### Data rows:
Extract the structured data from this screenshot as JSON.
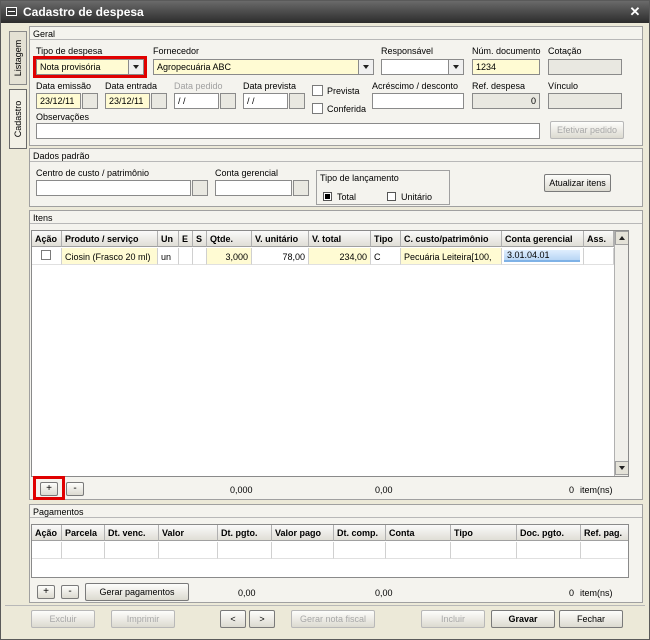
{
  "window": {
    "title": "Cadastro de despesa",
    "close_glyph": "✕"
  },
  "sidetabs": {
    "listagem": "Listagem",
    "cadastro": "Cadastro"
  },
  "geral": {
    "section_title": "Geral",
    "tipo_despesa": {
      "label": "Tipo de despesa",
      "value": "Nota provisória"
    },
    "fornecedor": {
      "label": "Fornecedor",
      "value": "Agropecuária ABC"
    },
    "responsavel": {
      "label": "Responsável",
      "value": ""
    },
    "num_documento": {
      "label": "Núm. documento",
      "value": "1234"
    },
    "cotacao": {
      "label": "Cotação",
      "value": ""
    },
    "data_emissao": {
      "label": "Data emissão",
      "value": "23/12/11"
    },
    "data_entrada": {
      "label": "Data entrada",
      "value": "23/12/11"
    },
    "data_pedido": {
      "label": "Data pedido",
      "value": " / /"
    },
    "data_prevista": {
      "label": "Data prevista",
      "value": " / /"
    },
    "prevista": {
      "label": "Prevista",
      "checked": false
    },
    "conferida": {
      "label": "Conferida",
      "checked": false
    },
    "acrescimo": {
      "label": "Acréscimo / desconto",
      "value": ""
    },
    "ref_despesa": {
      "label": "Ref. despesa",
      "value": "0"
    },
    "vinculo": {
      "label": "Vínculo",
      "value": ""
    },
    "observacoes": {
      "label": "Observações",
      "value": ""
    },
    "efetivar_pedido": "Efetivar pedido"
  },
  "dados_padrao": {
    "section_title": "Dados padrão",
    "centro_custo": {
      "label": "Centro de custo / patrimônio",
      "value": ""
    },
    "conta_gerencial": {
      "label": "Conta gerencial",
      "value": ""
    },
    "tipo_lancamento": {
      "label": "Tipo de lançamento",
      "options": [
        "Total",
        "Unitário"
      ],
      "selected": "Total"
    },
    "atualizar_itens": "Atualizar itens"
  },
  "itens": {
    "section_title": "Itens",
    "columns": [
      "Ação",
      "Produto / serviço",
      "Un",
      "E",
      "S",
      "Qtde.",
      "V. unitário",
      "V. total",
      "Tipo",
      "C. custo/patrimônio",
      "Conta gerencial",
      "Ass."
    ],
    "rows": [
      {
        "produto": "Ciosin (Frasco 20 ml)",
        "un": "un",
        "e": "",
        "s": "",
        "qtde": "3,000",
        "v_unitario": "78,00",
        "v_total": "234,00",
        "tipo": "C",
        "c_custo": "Pecuária Leiteira[100,",
        "conta": "3.01.04.01",
        "ass": ""
      }
    ],
    "add_glyph": "+",
    "remove_glyph": "-",
    "total_qtde": "0,000",
    "total_valor": "0,00",
    "count": "0",
    "count_label": "item(ns)"
  },
  "pagamentos": {
    "section_title": "Pagamentos",
    "columns": [
      "Ação",
      "Parcela",
      "Dt. venc.",
      "Valor",
      "Dt. pgto.",
      "Valor pago",
      "Dt. comp.",
      "Conta",
      "Tipo",
      "Doc. pgto.",
      "Ref. pag."
    ],
    "add_glyph": "+",
    "remove_glyph": "-",
    "gerar_pagamentos": "Gerar pagamentos",
    "total_valor": "0,00",
    "total_pago": "0,00",
    "count": "0",
    "count_label": "item(ns)"
  },
  "footer": {
    "excluir": "Excluir",
    "imprimir": "Imprimir",
    "prev_glyph": "<",
    "next_glyph": ">",
    "gerar_nota": "Gerar nota fiscal",
    "incluir": "Incluir",
    "gravar": "Gravar",
    "fechar": "Fechar"
  },
  "colors": {
    "highlight": "#e00000",
    "required": "#fffbd3",
    "titlebar": "#2c2c2c"
  }
}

### What is expected:
Reproduce all of the data exactly; the pictures do not belong in the copy.

### Answer to this task:
Extract the structured data from this screenshot as JSON.
{
  "window": {
    "title": "Cadastro de despesa",
    "close_glyph": "✕"
  },
  "sidetabs": {
    "listagem": "Listagem",
    "cadastro": "Cadastro"
  },
  "geral": {
    "section_title": "Geral",
    "tipo_despesa": {
      "label": "Tipo de despesa",
      "value": "Nota provisória"
    },
    "fornecedor": {
      "label": "Fornecedor",
      "value": "Agropecuária ABC"
    },
    "responsavel": {
      "label": "Responsável",
      "value": ""
    },
    "num_documento": {
      "label": "Núm. documento",
      "value": "1234"
    },
    "cotacao": {
      "label": "Cotação",
      "value": ""
    },
    "data_emissao": {
      "label": "Data emissão",
      "value": "23/12/11"
    },
    "data_entrada": {
      "label": "Data entrada",
      "value": "23/12/11"
    },
    "data_pedido": {
      "label": "Data pedido",
      "value": " / /"
    },
    "data_prevista": {
      "label": "Data prevista",
      "value": " / /"
    },
    "prevista": {
      "label": "Prevista",
      "checked": false
    },
    "conferida": {
      "label": "Conferida",
      "checked": false
    },
    "acrescimo": {
      "label": "Acréscimo / desconto",
      "value": ""
    },
    "ref_despesa": {
      "label": "Ref. despesa",
      "value": "0"
    },
    "vinculo": {
      "label": "Vínculo",
      "value": ""
    },
    "observacoes": {
      "label": "Observações",
      "value": ""
    },
    "efetivar_pedido": "Efetivar pedido"
  },
  "dados_padrao": {
    "section_title": "Dados padrão",
    "centro_custo": {
      "label": "Centro de custo / patrimônio",
      "value": ""
    },
    "conta_gerencial": {
      "label": "Conta gerencial",
      "value": ""
    },
    "tipo_lancamento": {
      "label": "Tipo de lançamento",
      "options": [
        "Total",
        "Unitário"
      ],
      "selected": "Total"
    },
    "atualizar_itens": "Atualizar itens"
  },
  "itens": {
    "section_title": "Itens",
    "columns": [
      "Ação",
      "Produto / serviço",
      "Un",
      "E",
      "S",
      "Qtde.",
      "V. unitário",
      "V. total",
      "Tipo",
      "C. custo/patrimônio",
      "Conta gerencial",
      "Ass."
    ],
    "rows": [
      {
        "produto": "Ciosin (Frasco 20 ml)",
        "un": "un",
        "e": "",
        "s": "",
        "qtde": "3,000",
        "v_unitario": "78,00",
        "v_total": "234,00",
        "tipo": "C",
        "c_custo": "Pecuária Leiteira[100,",
        "conta": "3.01.04.01",
        "ass": ""
      }
    ],
    "add_glyph": "+",
    "remove_glyph": "-",
    "total_qtde": "0,000",
    "total_valor": "0,00",
    "count": "0",
    "count_label": "item(ns)"
  },
  "pagamentos": {
    "section_title": "Pagamentos",
    "columns": [
      "Ação",
      "Parcela",
      "Dt. venc.",
      "Valor",
      "Dt. pgto.",
      "Valor pago",
      "Dt. comp.",
      "Conta",
      "Tipo",
      "Doc. pgto.",
      "Ref. pag."
    ],
    "add_glyph": "+",
    "remove_glyph": "-",
    "gerar_pagamentos": "Gerar pagamentos",
    "total_valor": "0,00",
    "total_pago": "0,00",
    "count": "0",
    "count_label": "item(ns)"
  },
  "footer": {
    "excluir": "Excluir",
    "imprimir": "Imprimir",
    "prev_glyph": "<",
    "next_glyph": ">",
    "gerar_nota": "Gerar nota fiscal",
    "incluir": "Incluir",
    "gravar": "Gravar",
    "fechar": "Fechar"
  },
  "colors": {
    "highlight": "#e00000",
    "required": "#fffbd3",
    "titlebar": "#2c2c2c"
  }
}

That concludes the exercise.